▶ [Written problem]:
Below is a block of data; give all of it again word for word.

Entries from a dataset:
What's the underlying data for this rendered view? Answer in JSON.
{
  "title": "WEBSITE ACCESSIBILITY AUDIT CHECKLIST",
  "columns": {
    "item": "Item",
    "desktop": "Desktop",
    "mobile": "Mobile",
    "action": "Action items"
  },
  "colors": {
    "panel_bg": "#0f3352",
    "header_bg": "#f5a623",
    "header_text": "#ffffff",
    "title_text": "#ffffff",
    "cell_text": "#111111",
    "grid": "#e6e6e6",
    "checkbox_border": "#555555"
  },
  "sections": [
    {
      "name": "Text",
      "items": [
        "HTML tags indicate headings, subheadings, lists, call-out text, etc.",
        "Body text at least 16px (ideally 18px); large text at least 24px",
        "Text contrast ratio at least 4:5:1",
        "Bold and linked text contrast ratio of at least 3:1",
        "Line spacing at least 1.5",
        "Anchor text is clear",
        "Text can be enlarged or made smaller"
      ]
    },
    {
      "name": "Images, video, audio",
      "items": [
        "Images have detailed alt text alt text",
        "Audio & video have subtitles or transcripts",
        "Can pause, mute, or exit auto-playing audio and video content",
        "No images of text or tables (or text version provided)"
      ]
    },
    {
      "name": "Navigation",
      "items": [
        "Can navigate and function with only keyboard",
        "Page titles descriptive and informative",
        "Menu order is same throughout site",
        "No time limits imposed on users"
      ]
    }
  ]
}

▶ [Complete answer]:
What's the underlying data for this rendered view? Answer in JSON.
{
  "title": "WEBSITE ACCESSIBILITY AUDIT CHECKLIST",
  "columns": {
    "item": "Item",
    "desktop": "Desktop",
    "mobile": "Mobile",
    "action": "Action items"
  },
  "colors": {
    "panel_bg": "#0f3352",
    "header_bg": "#f5a623",
    "header_text": "#ffffff",
    "title_text": "#ffffff",
    "cell_text": "#111111",
    "grid": "#e6e6e6",
    "checkbox_border": "#555555"
  },
  "sections": [
    {
      "name": "Text",
      "items": [
        "HTML tags indicate headings, subheadings, lists, call-out text, etc.",
        "Body text at least 16px (ideally 18px); large text at least 24px",
        "Text contrast ratio at least 4:5:1",
        "Bold and linked text contrast ratio of at least 3:1",
        "Line spacing at least 1.5",
        "Anchor text is clear",
        "Text can be enlarged or made smaller"
      ]
    },
    {
      "name": "Images, video, audio",
      "items": [
        "Images have detailed alt text alt text",
        "Audio & video have subtitles or transcripts",
        "Can pause, mute, or exit auto-playing audio and video content",
        "No images of text or tables (or text version provided)"
      ]
    },
    {
      "name": "Navigation",
      "items": [
        "Can navigate and function with only keyboard",
        "Page titles descriptive and informative",
        "Menu order is same throughout site",
        "No time limits imposed on users"
      ]
    }
  ]
}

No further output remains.